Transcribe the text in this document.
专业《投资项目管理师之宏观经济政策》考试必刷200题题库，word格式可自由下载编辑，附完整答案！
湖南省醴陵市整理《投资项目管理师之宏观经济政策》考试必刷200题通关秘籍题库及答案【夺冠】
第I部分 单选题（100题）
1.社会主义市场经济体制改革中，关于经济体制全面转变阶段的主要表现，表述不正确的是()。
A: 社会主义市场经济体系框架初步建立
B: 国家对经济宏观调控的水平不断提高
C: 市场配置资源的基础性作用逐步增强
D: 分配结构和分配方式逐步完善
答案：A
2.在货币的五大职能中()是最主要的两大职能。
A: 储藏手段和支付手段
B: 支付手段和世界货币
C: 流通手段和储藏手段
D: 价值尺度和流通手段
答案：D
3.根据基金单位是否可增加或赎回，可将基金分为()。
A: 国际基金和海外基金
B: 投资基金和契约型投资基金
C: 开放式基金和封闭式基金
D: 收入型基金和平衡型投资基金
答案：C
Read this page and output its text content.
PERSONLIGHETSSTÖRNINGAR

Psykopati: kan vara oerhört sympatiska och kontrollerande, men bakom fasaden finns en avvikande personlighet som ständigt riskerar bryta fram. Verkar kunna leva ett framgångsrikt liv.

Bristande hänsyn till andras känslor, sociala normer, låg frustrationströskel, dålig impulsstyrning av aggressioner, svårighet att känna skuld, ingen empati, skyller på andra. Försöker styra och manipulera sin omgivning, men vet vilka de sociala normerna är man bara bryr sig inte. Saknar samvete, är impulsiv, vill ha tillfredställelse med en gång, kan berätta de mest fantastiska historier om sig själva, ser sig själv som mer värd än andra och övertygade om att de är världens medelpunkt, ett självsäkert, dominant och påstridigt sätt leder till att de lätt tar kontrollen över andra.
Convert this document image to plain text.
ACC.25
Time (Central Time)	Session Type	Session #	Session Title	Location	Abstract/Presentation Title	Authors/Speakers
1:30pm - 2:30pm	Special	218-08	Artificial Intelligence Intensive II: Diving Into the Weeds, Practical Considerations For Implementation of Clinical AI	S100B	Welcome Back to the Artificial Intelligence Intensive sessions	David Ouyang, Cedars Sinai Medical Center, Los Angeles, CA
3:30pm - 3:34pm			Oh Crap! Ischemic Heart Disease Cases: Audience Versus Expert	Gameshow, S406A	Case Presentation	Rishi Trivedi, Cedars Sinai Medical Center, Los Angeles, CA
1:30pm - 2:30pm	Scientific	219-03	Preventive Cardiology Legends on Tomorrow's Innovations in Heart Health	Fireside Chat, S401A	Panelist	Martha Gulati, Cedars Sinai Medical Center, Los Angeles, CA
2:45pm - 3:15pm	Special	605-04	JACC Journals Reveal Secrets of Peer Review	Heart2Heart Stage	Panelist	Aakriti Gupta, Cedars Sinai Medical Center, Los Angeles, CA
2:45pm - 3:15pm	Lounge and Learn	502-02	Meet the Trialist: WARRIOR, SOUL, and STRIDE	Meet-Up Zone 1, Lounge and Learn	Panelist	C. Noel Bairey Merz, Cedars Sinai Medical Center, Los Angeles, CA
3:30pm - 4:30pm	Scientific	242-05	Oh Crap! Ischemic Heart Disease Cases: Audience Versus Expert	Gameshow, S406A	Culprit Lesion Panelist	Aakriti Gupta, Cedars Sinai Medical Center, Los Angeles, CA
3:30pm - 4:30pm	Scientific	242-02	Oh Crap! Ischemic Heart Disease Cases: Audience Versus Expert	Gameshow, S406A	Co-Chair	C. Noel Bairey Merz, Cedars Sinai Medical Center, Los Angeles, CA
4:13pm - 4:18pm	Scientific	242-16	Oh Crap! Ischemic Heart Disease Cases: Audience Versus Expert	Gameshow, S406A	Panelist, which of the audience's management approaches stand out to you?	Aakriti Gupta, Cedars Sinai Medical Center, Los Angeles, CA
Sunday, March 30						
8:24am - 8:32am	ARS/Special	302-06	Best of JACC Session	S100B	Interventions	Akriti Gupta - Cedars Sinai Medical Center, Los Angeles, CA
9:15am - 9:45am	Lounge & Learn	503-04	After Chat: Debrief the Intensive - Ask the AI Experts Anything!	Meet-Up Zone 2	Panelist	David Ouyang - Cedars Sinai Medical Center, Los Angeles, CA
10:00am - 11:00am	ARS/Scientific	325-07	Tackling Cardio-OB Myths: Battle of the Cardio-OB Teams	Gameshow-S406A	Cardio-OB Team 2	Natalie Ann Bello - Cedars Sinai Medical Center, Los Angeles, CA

------------------------------------------------

Among the lines of the listing, how many hold the string "JACC"? Respond with only the number.

2